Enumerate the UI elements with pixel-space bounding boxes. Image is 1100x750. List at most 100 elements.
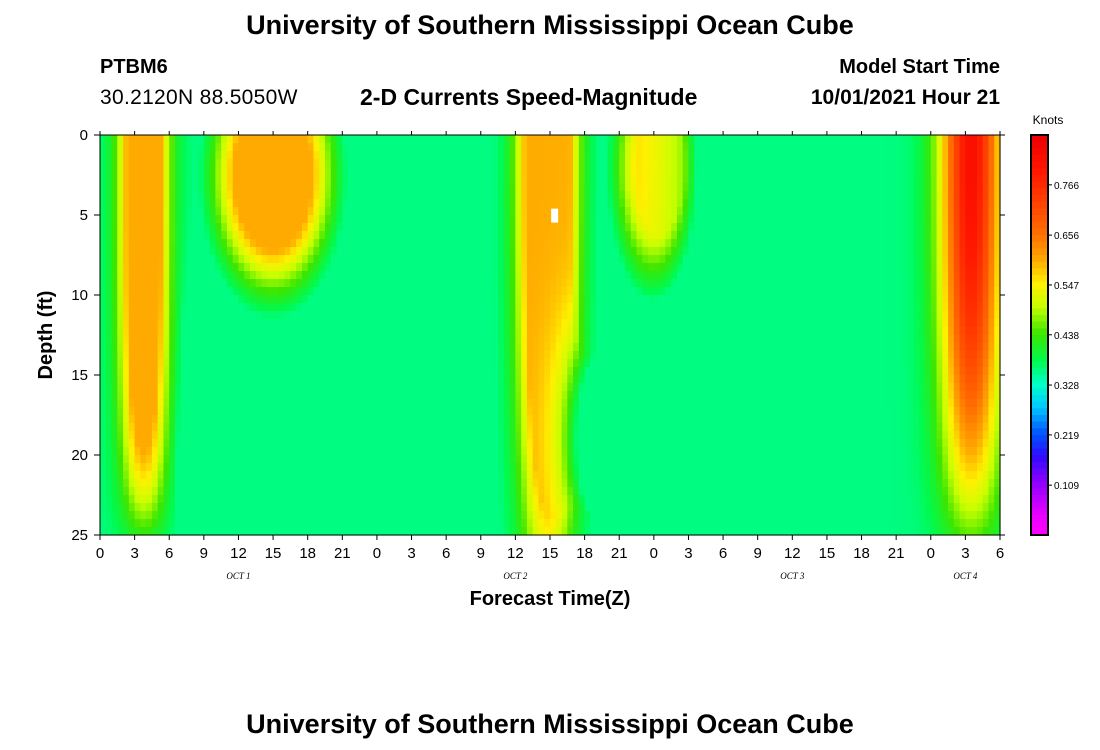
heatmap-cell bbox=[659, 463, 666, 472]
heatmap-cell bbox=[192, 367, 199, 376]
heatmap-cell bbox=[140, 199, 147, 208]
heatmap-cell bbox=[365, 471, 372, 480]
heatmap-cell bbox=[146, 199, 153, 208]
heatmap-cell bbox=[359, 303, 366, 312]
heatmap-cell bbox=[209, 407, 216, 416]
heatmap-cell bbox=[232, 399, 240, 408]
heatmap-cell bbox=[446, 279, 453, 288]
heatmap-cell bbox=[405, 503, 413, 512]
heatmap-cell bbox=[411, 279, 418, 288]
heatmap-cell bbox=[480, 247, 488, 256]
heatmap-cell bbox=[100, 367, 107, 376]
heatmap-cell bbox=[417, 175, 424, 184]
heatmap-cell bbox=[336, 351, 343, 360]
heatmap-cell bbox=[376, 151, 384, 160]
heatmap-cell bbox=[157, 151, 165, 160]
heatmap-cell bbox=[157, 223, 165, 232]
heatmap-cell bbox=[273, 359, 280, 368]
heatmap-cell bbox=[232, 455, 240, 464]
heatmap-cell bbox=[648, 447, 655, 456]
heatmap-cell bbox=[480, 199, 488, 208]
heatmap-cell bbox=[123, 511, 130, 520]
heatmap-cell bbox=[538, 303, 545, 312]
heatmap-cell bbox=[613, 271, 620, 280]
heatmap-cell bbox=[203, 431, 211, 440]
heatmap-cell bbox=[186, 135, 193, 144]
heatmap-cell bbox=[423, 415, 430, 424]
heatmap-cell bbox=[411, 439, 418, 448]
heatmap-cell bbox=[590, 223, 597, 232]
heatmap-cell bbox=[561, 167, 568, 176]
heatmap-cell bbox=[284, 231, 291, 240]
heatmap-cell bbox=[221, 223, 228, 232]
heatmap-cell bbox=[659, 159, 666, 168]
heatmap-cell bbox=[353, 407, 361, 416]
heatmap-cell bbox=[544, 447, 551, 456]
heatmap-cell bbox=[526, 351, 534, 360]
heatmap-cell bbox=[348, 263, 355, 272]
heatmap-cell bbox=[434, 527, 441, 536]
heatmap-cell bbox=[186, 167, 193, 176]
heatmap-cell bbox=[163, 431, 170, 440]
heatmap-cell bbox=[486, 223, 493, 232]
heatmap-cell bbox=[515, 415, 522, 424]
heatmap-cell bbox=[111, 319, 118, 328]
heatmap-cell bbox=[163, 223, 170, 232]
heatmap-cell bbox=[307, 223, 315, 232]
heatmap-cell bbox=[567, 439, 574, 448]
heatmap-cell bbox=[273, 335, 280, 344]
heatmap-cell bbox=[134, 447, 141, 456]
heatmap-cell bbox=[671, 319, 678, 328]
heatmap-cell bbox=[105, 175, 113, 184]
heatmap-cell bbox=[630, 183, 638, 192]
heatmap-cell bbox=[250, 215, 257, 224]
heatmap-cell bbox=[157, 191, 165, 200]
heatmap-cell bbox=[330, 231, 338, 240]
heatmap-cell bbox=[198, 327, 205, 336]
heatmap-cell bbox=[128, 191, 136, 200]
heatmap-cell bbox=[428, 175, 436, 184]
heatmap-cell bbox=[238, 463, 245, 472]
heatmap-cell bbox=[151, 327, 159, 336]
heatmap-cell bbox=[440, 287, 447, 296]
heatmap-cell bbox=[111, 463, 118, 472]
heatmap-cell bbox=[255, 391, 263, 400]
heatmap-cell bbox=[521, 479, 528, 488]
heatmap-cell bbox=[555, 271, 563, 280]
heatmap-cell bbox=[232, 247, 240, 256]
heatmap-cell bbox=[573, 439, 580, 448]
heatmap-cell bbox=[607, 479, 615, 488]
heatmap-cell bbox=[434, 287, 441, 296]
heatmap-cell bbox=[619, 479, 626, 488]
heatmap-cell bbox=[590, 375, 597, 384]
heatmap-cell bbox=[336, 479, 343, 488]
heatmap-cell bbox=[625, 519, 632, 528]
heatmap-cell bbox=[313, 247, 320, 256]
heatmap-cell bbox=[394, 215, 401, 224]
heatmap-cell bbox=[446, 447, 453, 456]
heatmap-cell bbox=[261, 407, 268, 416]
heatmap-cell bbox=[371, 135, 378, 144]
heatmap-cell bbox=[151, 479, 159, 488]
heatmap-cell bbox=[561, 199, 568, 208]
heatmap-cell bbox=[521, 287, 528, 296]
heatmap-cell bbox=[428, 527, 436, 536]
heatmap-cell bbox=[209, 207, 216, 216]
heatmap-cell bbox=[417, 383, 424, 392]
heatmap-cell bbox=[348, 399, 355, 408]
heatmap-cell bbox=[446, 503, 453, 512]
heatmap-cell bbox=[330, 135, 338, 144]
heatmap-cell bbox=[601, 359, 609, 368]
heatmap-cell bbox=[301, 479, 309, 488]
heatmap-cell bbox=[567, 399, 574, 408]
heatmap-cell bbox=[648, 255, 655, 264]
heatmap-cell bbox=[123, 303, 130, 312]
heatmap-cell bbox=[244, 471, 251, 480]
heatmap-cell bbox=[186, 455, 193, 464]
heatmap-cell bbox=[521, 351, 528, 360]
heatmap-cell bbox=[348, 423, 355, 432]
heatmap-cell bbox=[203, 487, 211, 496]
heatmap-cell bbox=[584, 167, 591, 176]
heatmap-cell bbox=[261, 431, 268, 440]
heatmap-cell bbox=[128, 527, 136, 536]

_ _ _ _

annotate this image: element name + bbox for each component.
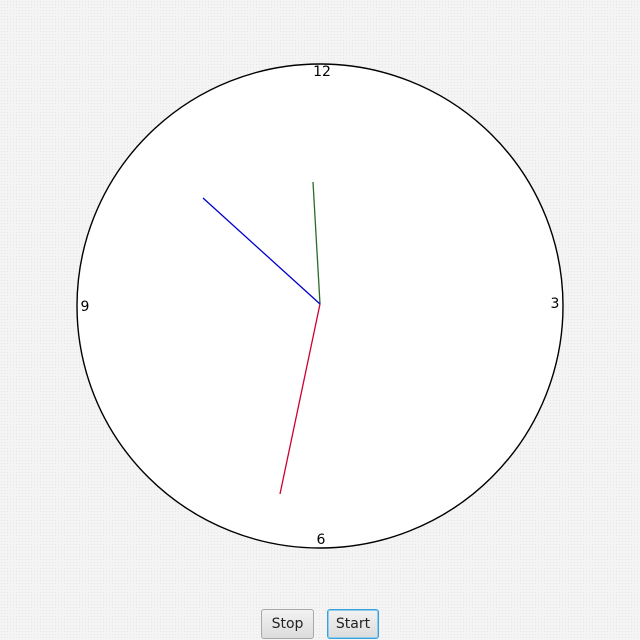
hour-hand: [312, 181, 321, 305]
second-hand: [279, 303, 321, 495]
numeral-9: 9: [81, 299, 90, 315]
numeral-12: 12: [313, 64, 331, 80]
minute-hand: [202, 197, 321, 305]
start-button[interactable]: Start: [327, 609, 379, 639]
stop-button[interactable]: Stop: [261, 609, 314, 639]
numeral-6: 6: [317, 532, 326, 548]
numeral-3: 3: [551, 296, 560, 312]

_ _ _ _

(What to do): Copy out the part of the data that opens with the line containing "heatmap-cell bbox=[659, 463, 666, 472]" and closes with the line containing "heatmap-cell bbox=[209, 407, 216, 416]", including both of those lines, with every character reproduced unchanged.

(Expected answer):
heatmap-cell bbox=[659, 463, 666, 472]
heatmap-cell bbox=[192, 367, 199, 376]
heatmap-cell bbox=[140, 199, 147, 208]
heatmap-cell bbox=[365, 471, 372, 480]
heatmap-cell bbox=[146, 199, 153, 208]
heatmap-cell bbox=[359, 303, 366, 312]
heatmap-cell bbox=[209, 407, 216, 416]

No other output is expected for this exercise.